● **Data**:
** Begin **

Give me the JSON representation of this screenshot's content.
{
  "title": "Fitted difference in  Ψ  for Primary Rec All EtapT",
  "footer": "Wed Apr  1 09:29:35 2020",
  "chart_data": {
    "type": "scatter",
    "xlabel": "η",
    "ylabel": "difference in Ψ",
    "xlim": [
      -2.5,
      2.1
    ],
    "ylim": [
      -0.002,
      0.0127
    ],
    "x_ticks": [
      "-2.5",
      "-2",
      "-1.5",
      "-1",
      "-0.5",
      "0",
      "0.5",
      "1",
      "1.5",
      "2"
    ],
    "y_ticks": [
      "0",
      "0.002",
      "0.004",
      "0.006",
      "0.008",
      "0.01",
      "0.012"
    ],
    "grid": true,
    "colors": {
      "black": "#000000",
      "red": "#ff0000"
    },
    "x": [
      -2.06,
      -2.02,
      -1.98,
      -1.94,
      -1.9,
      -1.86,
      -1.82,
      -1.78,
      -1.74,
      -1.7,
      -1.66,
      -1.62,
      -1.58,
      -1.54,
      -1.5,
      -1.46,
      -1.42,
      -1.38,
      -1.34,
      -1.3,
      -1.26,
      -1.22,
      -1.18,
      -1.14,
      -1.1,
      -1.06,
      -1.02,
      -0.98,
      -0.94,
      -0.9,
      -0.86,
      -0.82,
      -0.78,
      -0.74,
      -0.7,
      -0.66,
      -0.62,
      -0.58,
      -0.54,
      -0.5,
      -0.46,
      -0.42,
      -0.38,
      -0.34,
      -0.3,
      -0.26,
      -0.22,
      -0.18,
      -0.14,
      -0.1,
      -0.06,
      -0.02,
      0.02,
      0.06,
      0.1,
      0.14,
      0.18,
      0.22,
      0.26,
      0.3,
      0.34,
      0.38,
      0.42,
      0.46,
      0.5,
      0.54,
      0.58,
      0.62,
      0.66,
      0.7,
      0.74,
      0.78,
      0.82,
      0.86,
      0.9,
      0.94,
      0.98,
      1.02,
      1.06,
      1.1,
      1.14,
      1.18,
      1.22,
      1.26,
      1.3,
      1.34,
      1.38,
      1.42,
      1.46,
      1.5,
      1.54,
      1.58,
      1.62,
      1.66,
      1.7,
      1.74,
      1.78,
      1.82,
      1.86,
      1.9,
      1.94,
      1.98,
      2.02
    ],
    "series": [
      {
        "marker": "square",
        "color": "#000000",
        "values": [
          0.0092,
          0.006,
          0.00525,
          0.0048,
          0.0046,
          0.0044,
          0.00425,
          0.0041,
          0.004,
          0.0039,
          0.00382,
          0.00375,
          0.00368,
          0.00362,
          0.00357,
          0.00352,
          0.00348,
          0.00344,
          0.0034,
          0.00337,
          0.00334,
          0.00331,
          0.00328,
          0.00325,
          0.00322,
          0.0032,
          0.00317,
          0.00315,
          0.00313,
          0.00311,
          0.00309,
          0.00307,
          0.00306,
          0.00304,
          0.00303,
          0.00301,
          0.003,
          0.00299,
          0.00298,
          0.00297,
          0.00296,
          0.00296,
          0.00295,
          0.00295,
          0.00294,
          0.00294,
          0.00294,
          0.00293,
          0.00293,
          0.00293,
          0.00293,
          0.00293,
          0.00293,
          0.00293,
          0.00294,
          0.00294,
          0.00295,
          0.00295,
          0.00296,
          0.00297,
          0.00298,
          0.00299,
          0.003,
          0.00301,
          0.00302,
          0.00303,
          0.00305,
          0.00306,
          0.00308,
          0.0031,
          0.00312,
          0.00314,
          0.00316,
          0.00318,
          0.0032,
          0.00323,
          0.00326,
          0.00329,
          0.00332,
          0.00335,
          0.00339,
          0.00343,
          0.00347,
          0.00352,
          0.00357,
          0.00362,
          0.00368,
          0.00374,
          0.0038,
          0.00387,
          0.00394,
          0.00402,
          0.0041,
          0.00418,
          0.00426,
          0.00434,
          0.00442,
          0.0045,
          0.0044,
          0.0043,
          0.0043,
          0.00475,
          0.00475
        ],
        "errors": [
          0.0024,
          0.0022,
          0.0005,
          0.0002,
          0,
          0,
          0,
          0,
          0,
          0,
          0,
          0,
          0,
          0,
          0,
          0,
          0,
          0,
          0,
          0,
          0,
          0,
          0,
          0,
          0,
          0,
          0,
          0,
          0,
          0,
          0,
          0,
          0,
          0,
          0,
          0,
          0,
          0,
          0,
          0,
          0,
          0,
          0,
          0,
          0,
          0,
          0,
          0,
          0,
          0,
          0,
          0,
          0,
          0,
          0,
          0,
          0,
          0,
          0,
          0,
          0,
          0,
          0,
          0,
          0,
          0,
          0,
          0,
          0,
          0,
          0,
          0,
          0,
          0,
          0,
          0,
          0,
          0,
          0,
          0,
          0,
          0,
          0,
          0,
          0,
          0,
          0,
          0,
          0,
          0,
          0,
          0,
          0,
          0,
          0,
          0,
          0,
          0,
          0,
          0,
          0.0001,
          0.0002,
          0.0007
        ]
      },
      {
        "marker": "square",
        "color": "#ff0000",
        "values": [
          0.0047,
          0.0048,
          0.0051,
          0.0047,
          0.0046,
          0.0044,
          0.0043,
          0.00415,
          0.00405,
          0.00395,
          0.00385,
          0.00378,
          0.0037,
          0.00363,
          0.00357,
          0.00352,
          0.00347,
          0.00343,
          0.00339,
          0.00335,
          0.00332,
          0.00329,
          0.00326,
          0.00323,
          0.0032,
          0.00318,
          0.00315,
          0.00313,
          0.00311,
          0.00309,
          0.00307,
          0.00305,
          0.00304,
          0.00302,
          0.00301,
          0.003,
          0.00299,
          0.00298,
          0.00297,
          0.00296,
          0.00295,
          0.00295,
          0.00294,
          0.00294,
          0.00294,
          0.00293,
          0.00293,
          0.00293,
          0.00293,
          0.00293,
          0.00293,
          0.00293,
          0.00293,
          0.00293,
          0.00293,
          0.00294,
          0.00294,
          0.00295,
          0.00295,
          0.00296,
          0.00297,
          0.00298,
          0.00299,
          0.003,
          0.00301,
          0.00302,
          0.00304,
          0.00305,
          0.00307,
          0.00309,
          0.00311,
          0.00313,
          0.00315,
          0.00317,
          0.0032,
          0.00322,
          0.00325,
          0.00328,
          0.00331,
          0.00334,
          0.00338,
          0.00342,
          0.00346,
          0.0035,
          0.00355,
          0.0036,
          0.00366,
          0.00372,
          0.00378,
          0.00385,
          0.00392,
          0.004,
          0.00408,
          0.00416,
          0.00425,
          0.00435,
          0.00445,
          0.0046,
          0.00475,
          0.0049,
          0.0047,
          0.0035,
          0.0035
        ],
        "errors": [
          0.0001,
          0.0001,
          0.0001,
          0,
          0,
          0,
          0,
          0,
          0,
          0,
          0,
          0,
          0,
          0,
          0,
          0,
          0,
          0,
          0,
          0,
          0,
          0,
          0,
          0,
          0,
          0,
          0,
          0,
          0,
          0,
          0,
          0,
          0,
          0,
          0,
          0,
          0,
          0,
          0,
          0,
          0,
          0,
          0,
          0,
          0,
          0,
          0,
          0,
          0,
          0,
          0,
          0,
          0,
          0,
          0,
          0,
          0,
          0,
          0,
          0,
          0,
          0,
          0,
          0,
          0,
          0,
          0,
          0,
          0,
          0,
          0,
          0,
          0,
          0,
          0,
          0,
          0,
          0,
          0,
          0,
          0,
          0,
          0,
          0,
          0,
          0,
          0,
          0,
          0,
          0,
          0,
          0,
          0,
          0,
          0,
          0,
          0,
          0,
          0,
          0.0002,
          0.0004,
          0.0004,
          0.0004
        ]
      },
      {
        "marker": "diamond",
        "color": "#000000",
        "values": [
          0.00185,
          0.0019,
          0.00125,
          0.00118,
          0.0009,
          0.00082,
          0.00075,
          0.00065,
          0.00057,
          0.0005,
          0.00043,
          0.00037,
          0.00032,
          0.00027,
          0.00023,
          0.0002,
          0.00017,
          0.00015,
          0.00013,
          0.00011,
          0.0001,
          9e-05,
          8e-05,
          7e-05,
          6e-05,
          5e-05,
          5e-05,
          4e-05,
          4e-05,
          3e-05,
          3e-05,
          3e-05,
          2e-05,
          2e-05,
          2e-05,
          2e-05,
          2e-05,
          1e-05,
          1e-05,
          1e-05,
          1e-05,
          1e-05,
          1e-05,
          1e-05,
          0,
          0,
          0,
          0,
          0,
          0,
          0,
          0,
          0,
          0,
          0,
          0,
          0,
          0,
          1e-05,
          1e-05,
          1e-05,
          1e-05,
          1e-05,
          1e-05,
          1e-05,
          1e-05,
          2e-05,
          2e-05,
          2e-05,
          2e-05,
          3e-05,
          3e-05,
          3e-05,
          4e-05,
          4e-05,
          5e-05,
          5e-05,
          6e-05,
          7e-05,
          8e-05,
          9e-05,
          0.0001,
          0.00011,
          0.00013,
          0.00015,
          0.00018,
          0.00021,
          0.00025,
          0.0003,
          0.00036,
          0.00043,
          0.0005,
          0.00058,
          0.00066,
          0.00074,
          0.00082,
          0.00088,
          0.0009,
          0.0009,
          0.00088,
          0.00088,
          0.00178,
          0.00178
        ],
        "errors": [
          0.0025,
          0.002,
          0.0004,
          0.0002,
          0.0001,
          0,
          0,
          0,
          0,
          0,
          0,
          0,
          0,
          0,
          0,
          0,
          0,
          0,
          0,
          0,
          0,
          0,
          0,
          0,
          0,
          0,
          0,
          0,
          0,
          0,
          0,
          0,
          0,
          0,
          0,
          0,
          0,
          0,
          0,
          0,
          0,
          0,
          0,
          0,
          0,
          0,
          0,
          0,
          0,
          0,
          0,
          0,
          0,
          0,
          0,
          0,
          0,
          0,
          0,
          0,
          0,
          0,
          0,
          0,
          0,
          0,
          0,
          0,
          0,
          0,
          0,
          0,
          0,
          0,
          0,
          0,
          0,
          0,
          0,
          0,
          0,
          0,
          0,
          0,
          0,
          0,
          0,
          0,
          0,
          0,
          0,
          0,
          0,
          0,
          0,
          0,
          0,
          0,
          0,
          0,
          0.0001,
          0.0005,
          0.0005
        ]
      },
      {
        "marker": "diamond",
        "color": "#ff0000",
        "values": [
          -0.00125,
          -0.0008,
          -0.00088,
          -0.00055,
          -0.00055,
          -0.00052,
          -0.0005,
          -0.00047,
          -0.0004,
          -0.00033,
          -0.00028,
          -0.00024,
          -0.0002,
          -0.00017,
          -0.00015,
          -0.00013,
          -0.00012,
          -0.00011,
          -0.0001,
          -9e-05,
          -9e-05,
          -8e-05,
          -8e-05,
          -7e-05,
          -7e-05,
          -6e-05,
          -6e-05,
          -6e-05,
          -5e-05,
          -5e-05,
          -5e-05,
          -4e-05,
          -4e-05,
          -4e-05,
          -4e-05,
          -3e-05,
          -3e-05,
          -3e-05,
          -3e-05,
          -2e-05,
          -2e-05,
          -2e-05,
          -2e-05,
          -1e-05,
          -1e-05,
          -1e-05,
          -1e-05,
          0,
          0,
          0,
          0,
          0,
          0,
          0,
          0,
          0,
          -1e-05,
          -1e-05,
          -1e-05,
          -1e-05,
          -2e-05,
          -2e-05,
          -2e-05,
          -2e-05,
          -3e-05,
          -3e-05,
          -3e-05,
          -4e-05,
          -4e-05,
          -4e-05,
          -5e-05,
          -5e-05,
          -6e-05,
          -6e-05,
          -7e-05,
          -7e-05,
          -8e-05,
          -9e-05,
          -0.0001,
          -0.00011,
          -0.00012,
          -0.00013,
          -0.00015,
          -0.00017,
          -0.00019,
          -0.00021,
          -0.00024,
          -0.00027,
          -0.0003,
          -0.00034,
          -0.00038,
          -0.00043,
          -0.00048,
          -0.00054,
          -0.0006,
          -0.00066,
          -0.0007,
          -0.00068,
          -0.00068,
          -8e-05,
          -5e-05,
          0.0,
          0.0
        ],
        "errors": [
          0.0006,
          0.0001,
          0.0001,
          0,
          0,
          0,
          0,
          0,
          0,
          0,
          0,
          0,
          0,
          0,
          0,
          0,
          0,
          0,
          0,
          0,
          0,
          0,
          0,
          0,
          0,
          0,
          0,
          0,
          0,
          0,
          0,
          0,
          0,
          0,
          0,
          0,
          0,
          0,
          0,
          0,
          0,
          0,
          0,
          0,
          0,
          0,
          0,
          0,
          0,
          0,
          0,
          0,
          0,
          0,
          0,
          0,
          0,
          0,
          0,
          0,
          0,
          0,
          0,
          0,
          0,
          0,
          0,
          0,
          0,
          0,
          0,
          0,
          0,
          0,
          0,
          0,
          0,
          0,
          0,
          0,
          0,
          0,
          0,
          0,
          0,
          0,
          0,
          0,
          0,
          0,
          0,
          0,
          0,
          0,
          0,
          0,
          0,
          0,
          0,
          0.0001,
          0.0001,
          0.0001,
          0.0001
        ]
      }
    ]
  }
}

** End **

● **Written task**:
Pick out the lines that have the word "difference". Copy them all.

● **Task answer**:
  "title": "Fitted difference in  Ψ  for Primary Rec All EtapT",
    "ylabel": "difference in Ψ",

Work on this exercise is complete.